Please reproduce all entries word for word, leaving every image behind.

[SOURCE DATA Boundary: Start]

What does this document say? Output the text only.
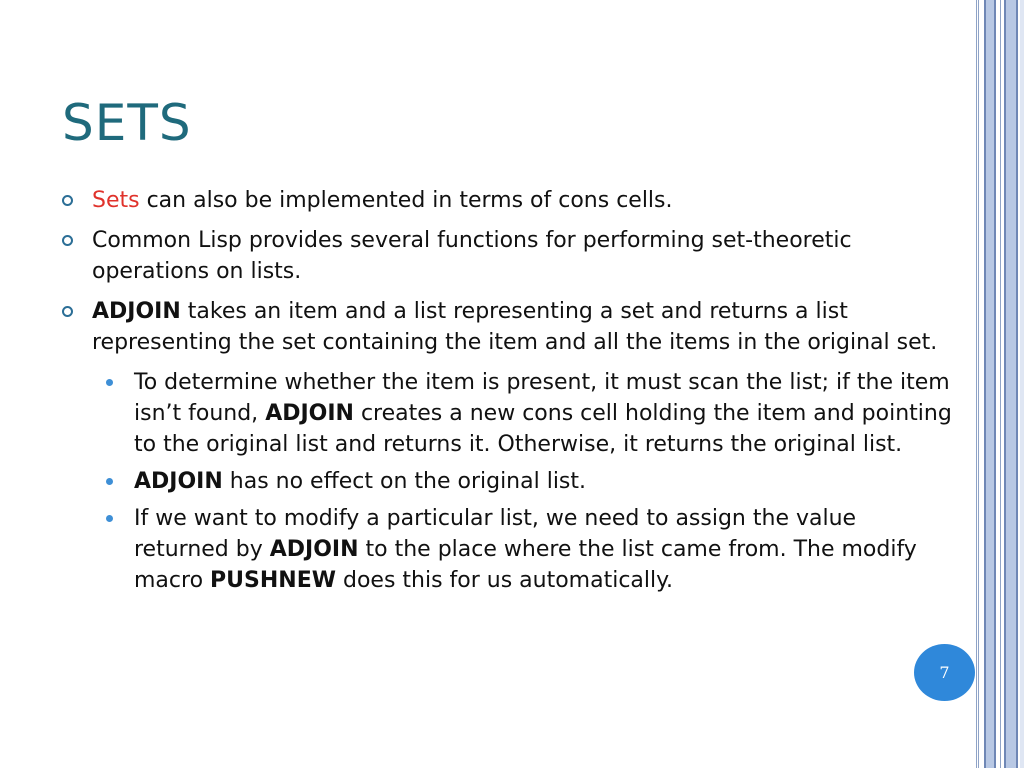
SETS
Sets can also be implemented in terms of cons cells.
Common Lisp provides several functions for performing set-theoretic operations on lists.
ADJOIN takes an item and a list representing a set and returns a list representing the set containing the item and all the items in the original set.
To determine whether the item is present, it must scan the list; if the item isn’t found, ADJOIN creates a new cons cell holding the item and pointing to the original list and returns it. Otherwise, it returns the original list.
ADJOIN has no effect on the original list.
If we want to modify a particular list, we need to assign the value returned by ADJOIN to the place where the list came from. The modify macro PUSHNEW does this for us automatically.
7
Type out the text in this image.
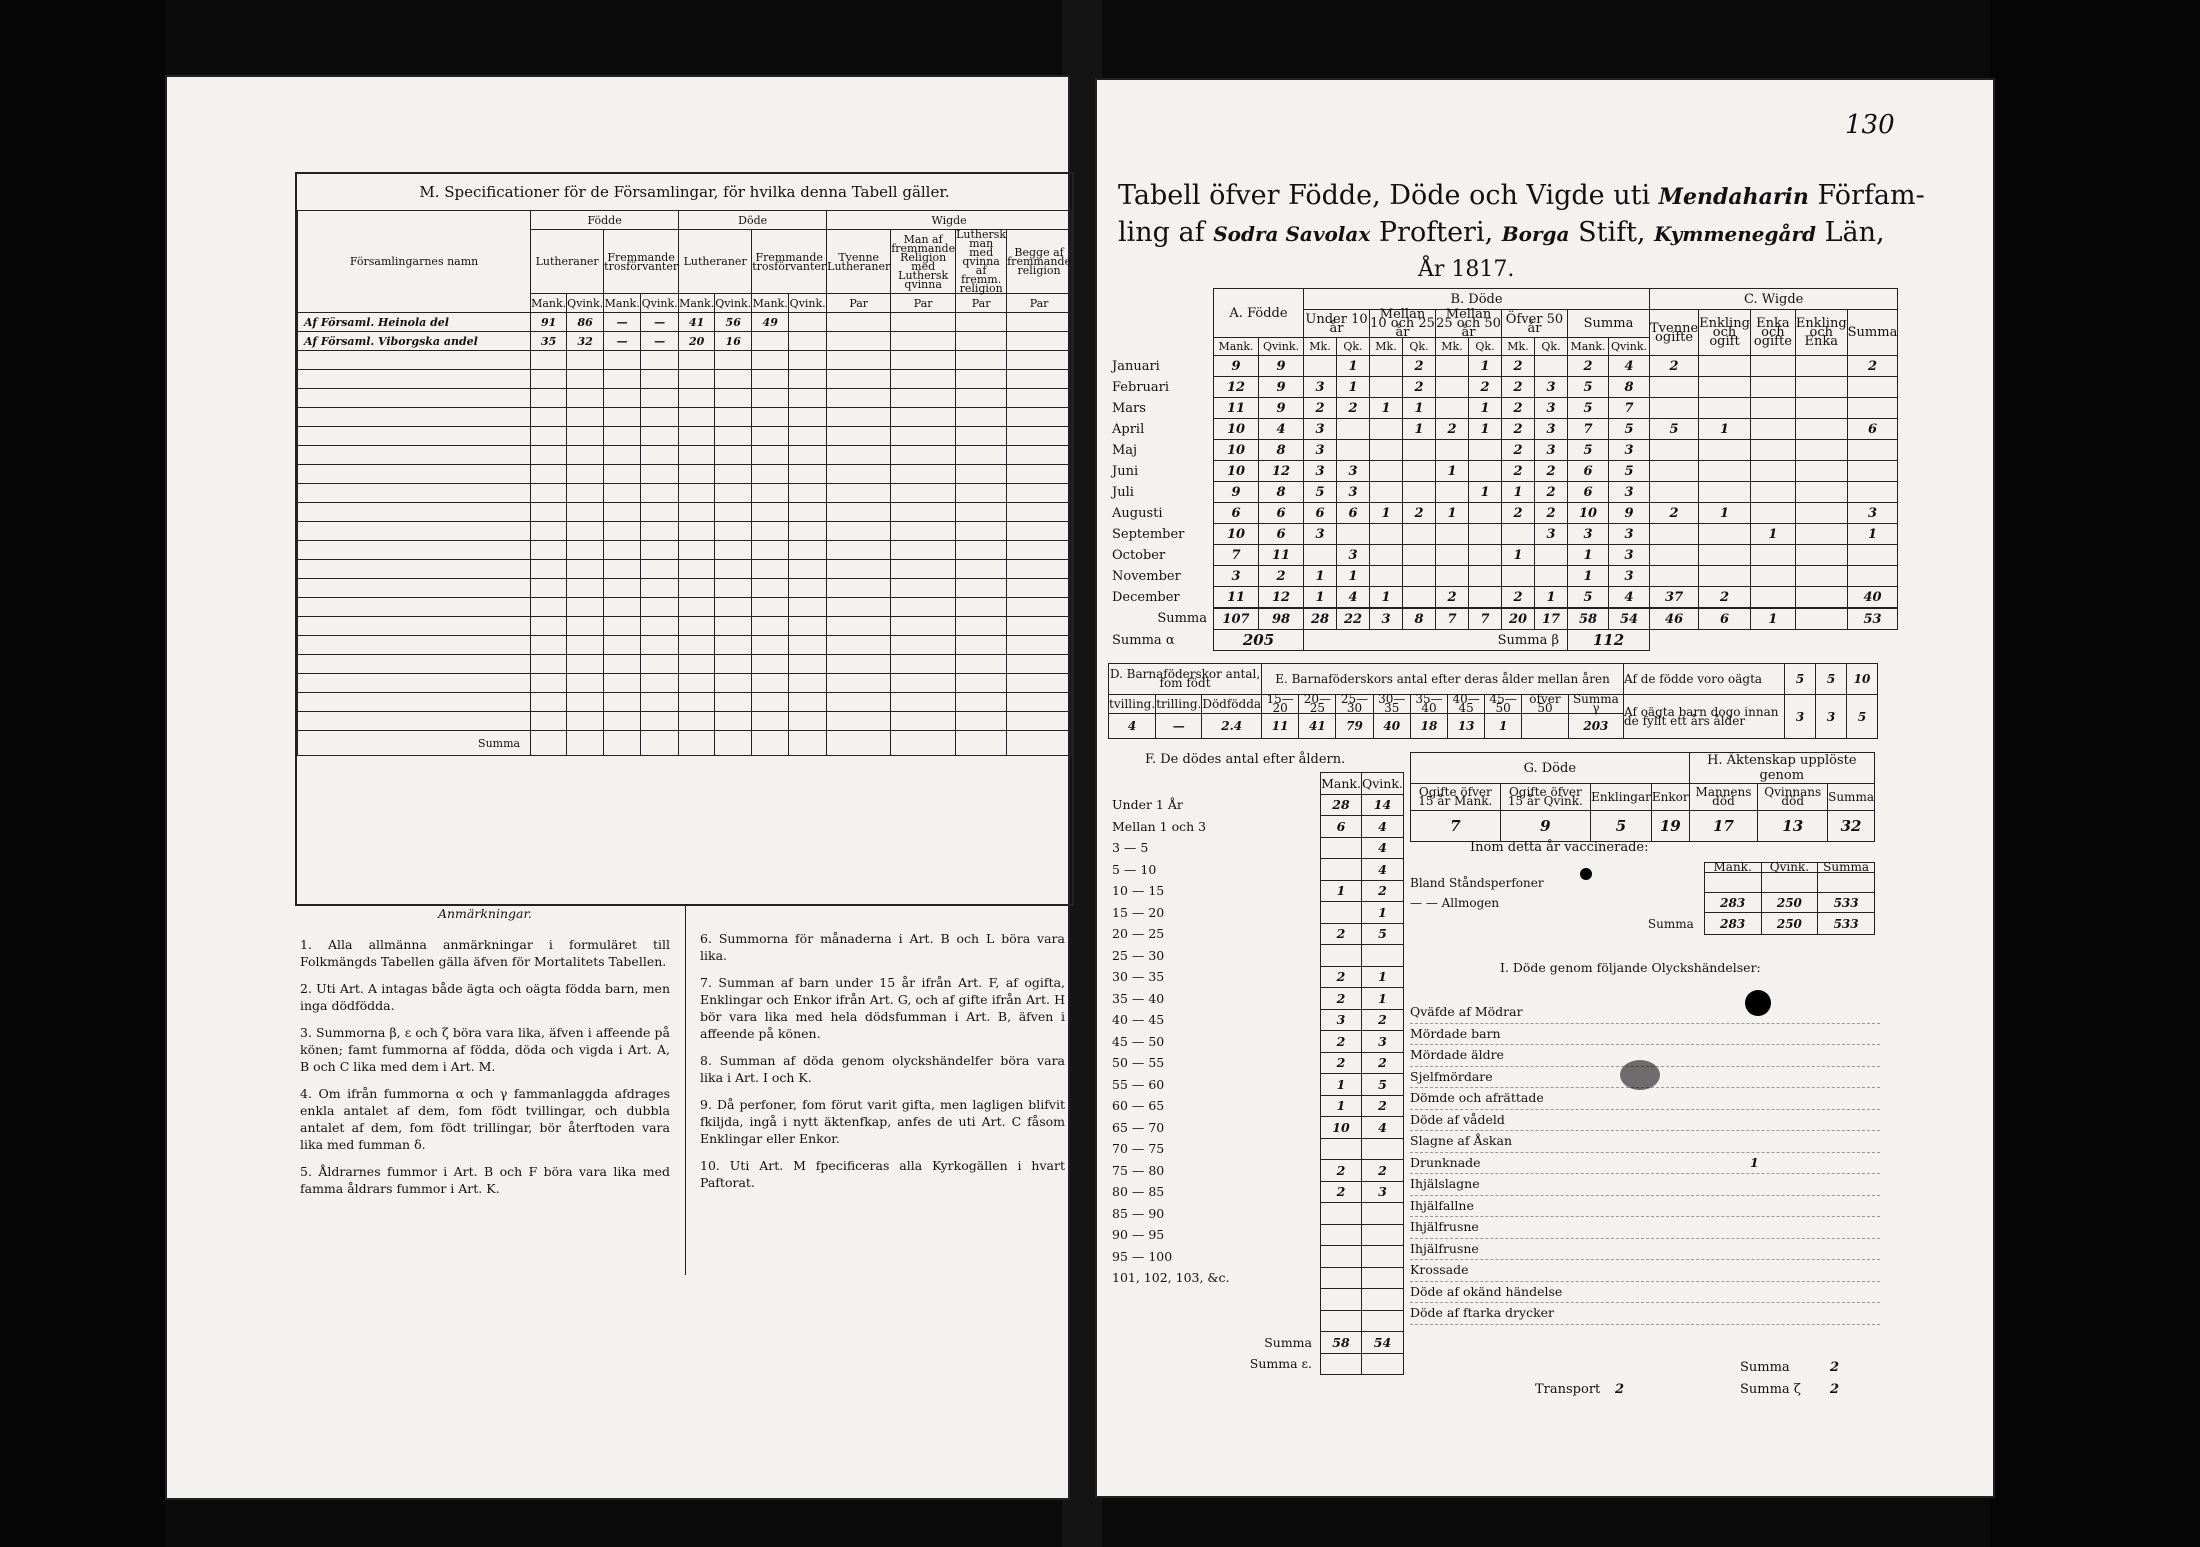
M. Specificationer för de Församlingar, för hvilka denna Tabell gäller.
Församlingarnes namn	Födde				Döde				Wigde			
	Lutheraner		Fremmande trosförvanter		Lutheraner		Fremmande trosförvanter		Tvenne Lutheraner	Man af fremmande Religion med Luthersk qvinna	Luthersk man med qvinna af fremm. religion	Begge af fremmande religion
	Mank.	Qvink.	Mank.	Qvink.	Mank.	Qvink.	Mank.	Qvink.	Par	Par	Par	Par
Af Församl. Heinola del	91	86	—	—	41	56	49					
Af Församl. Viborgska andel	35	32	—	—	20	16						

Summa												
Anmärkningar.

1. Alla allmänna anmärkningar i formuläret till Folkmängds Tabellen gälla äfven för Mortalitets Tabellen.

2. Uti Art. A intagas både ägta och oägta födda barn, men inga dödfödda.

3. Summorna β, ε och ζ böra vara lika, äfven i affeende på könen; famt fummorna af födda, döda och vigda i Art. A, B och C lika med dem i Art. M.

4. Om ifrån fummorna α och γ fammanlaggda afdrages enkla antalet af dem, fom födt tvillingar, och dubbla antalet af dem, fom födt trillingar, bör återftoden vara lika med fumman δ.

5. Åldrarnes fummor i Art. B och F böra vara lika med famma åldrars fummor i Art. K.

6. Summorna för månaderna i Art. B och L böra vara lika.

7. Summan af barn under 15 år ifrån Art. F, af ogifta, Enklingar och Enkor ifrån Art. G, och af gifte ifrån Art. H bör vara lika med hela dödsfumman i Art. B, äfven i affeende på könen.

8. Summan af döda genom olyckshändelfer böra vara lika i Art. I och K.

9. Då perfoner, fom förut varit gifta, men lagligen blifvit fkiljda, ingå i nytt äktenfkap, anfes de uti Art. C fåsom Enklingar eller Enkor.

10. Uti Art. M fpecificeras alla Kyrkogällen i hvart Paftorat.

130
Tabell öfver Födde, Döde och Vigde uti Mendaharin Förfam-
ling af Sodra Savolax Profteri, Borga Stift, Kymmenegård Län,
År 1817.
	A. Födde		B. Döde										C. Wigde				
			Under 10 år		Mellan 10 och 25 år		Mellan 25 och 50 år		Öfver 50 år		Summa		Tvenne ogifte	Enkling och ogift	Enka och ogifte	Enkling och Enka	Summa
	Mank.	Qvink.	Mk.	Qk.	Mk.	Qk.	Mk.	Qk.	Mk.	Qk.	Mank.	Qvink.					
Januari	9	9		1		2		1	2		2	4	2				2
Februari	12	9	3	1		2		2	2	3	5	8					
Mars	11	9	2	2	1	1		1	2	3	5	7					
April	10	4	3			1	2	1	2	3	7	5	5	1			6
Maj	10	8	3						2	3	5	3					
Juni	10	12	3	3			1		2	2	6	5					
Juli	9	8	5	3				1	1	2	6	3					
Augusti	6	6	6	6	1	2	1		2	2	10	9	2	1			3
September	10	6	3							3	3	3			1		1
October	7	11		3					1		1	3					
November	3	2	1	1							1	3					
December	11	12	1	4	1		2		2	1	5	4	37	2			40
Summa	107	98	28	22	3	8	7	7	20	17	58	54	46	6	1		53
Summa α	205		Summa β								112						
D. Barnaföderskor antal, fom födt			E. Barnaföderskors antal efter deras ålder mellan åren									Af de födde voro oägta	5	5	10
tvilling.	trilling.	Dödfödda	15—20	20—25	25—30	30—35	35—40	40—45	45—50	öfver 50	Summa γ	Af oägta barn dogo innan de fyllt ett års ålder	3	3	5
4	—	2.4	11	41	79	40	18	13	1		203				
F. De dödes antal efter åldern.
	Mank.	Qvink.
Under 1 År	28	14
Mellan 1 och 3	6	4
3 — 5		4
5 — 10		4
10 — 15	1	2
15 — 20		1
20 — 25	2	5
25 — 30		
30 — 35	2	1
35 — 40	2	1
40 — 45	3	2
45 — 50	2	3
50 — 55	2	2
55 — 60	1	5
60 — 65	1	2
65 — 70	10	4
70 — 75		
75 — 80	2	2
80 — 85	2	3
85 — 90		
90 — 95		
95 — 100		
101, 102, 103, &c.		

Summa	58	54
Summa ε.		
G. Döde				H. Äktenskap upplöste genom		
Ogifte öfver 15 år Mank.	Ogifte öfver 15 år Qvink.	Enklingar	Enkor	Mannens död	Qvinnans död	Summa
7	9	5	19	17	13	32
Inom detta år vaccinerade:
	Mank.	Qvink.	Summa
Bland Ståndsperfoner			
— — Allmogen	283	250	533
Summa	283	250	533
I. Döde genom följande Olyckshändelser:
Qväfde af Mödrar
Mördade barn
Mördade äldre
Sjelfmördare
Dömde och afrättade
Döde af vådeld
Slagne af Åskan
Drunknade	1
Ihjälslagne
Ihjälfallne
Ihjälfrusne
Ihjälfrusne
Krossade
Döde af okänd händelse
Döde af ftarka drycker
Summa	2
Transport 2	Summa ζ 2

[SOURCE DATA Boundary: End]

* [EXERCISE ANSWER]
What does this document say? Output the text only.
SETS
Sets can also be implemented in terms of cons cells.
Common Lisp provides several functions for performing set-theoretic operations on lists.
ADJOIN takes an item and a list representing a set and returns a list representing the set containing the item and all the items in the original set.
To determine whether the item is present, it must scan the list; if the item isn’t found, ADJOIN creates a new cons cell holding the item and pointing to the original list and returns it. Otherwise, it returns the original list.
ADJOIN has no effect on the original list.
If we want to modify a particular list, we need to assign the value returned by ADJOIN to the place where the list came from. The modify macro PUSHNEW does this for us automatically.
7
Type out the text in this image.
M. Specificationer för de Församlingar, för hvilka denna Tabell gäller.
Församlingarnes namn	Födde				Döde				Wigde			
	Lutheraner		Fremmande trosförvanter		Lutheraner		Fremmande trosförvanter		Tvenne Lutheraner	Man af fremmande Religion med Luthersk qvinna	Luthersk man med qvinna af fremm. religion	Begge af fremmande religion
	Mank.	Qvink.	Mank.	Qvink.	Mank.	Qvink.	Mank.	Qvink.	Par	Par	Par	Par
Af Församl. Heinola del	91	86	—	—	41	56	49					
Af Församl. Viborgska andel	35	32	—	—	20	16						

Summa												
Anmärkningar.

1. Alla allmänna anmärkningar i formuläret till Folkmängds Tabellen gälla äfven för Mortalitets Tabellen.

2. Uti Art. A intagas både ägta och oägta födda barn, men inga dödfödda.

3. Summorna β, ε och ζ böra vara lika, äfven i affeende på könen; famt fummorna af födda, döda och vigda i Art. A, B och C lika med dem i Art. M.

4. Om ifrån fummorna α och γ fammanlaggda afdrages enkla antalet af dem, fom födt tvillingar, och dubbla antalet af dem, fom födt trillingar, bör återftoden vara lika med fumman δ.

5. Åldrarnes fummor i Art. B och F böra vara lika med famma åldrars fummor i Art. K.

6. Summorna för månaderna i Art. B och L böra vara lika.

7. Summan af barn under 15 år ifrån Art. F, af ogifta, Enklingar och Enkor ifrån Art. G, och af gifte ifrån Art. H bör vara lika med hela dödsfumman i Art. B, äfven i affeende på könen.

8. Summan af döda genom olyckshändelfer böra vara lika i Art. I och K.

9. Då perfoner, fom förut varit gifta, men lagligen blifvit fkiljda, ingå i nytt äktenfkap, anfes de uti Art. C fåsom Enklingar eller Enkor.

10. Uti Art. M fpecificeras alla Kyrkogällen i hvart Paftorat.

130
Tabell öfver Födde, Döde och Vigde uti Mendaharin Förfam-
ling af Sodra Savolax Profteri, Borga Stift, Kymmenegård Län,
År 1817.
	A. Födde		B. Döde										C. Wigde				
			Under 10 år		Mellan 10 och 25 år		Mellan 25 och 50 år		Öfver 50 år		Summa		Tvenne ogifte	Enkling och ogift	Enka och ogifte	Enkling och Enka	Summa
	Mank.	Qvink.	Mk.	Qk.	Mk.	Qk.	Mk.	Qk.	Mk.	Qk.	Mank.	Qvink.					
Januari	9	9		1		2		1	2		2	4	2				2
Februari	12	9	3	1		2		2	2	3	5	8					
Mars	11	9	2	2	1	1		1	2	3	5	7					
April	10	4	3			1	2	1	2	3	7	5	5	1			6
Maj	10	8	3						2	3	5	3					
Juni	10	12	3	3			1		2	2	6	5					
Juli	9	8	5	3				1	1	2	6	3					
Augusti	6	6	6	6	1	2	1		2	2	10	9	2	1			3
September	10	6	3							3	3	3			1		1
October	7	11		3					1		1	3					
November	3	2	1	1							1	3					
December	11	12	1	4	1		2		2	1	5	4	37	2			40
Summa	107	98	28	22	3	8	7	7	20	17	58	54	46	6	1		53
Summa α	205		Summa β								112						
D. Barnaföderskor antal, fom födt			E. Barnaföderskors antal efter deras ålder mellan åren									Af de födde voro oägta	5	5	10
tvilling.	trilling.	Dödfödda	15—20	20—25	25—30	30—35	35—40	40—45	45—50	öfver 50	Summa γ	Af oägta barn dogo innan de fyllt ett års ålder	3	3	5
4	—	2.4	11	41	79	40	18	13	1		203				
F. De dödes antal efter åldern.
	Mank.	Qvink.
Under 1 År	28	14
Mellan 1 och 3	6	4
3 — 5		4
5 — 10		4
10 — 15	1	2
15 — 20		1
20 — 25	2	5
25 — 30		
30 — 35	2	1
35 — 40	2	1
40 — 45	3	2
45 — 50	2	3
50 — 55	2	2
55 — 60	1	5
60 — 65	1	2
65 — 70	10	4
70 — 75		
75 — 80	2	2
80 — 85	2	3
85 — 90		
90 — 95		
95 — 100		
101, 102, 103, &c.		

Summa	58	54
Summa ε.		
G. Döde				H. Äktenskap upplöste genom		
Ogifte öfver 15 år Mank.	Ogifte öfver 15 år Qvink.	Enklingar	Enkor	Mannens död	Qvinnans död	Summa
7	9	5	19	17	13	32
Inom detta år vaccinerade:
	Mank.	Qvink.	Summa
Bland Ståndsperfoner			
— — Allmogen	283	250	533
Summa	283	250	533
I. Döde genom följande Olyckshändelser:
Qväfde af Mödrar
Mördade barn
Mördade äldre
Sjelfmördare
Dömde och afrättade
Döde af vådeld
Slagne af Åskan
Drunknade	1
Ihjälslagne
Ihjälfallne
Ihjälfrusne
Ihjälfrusne
Krossade
Döde af okänd händelse
Döde af ftarka drycker
Summa	2
Transport 2	Summa ζ 2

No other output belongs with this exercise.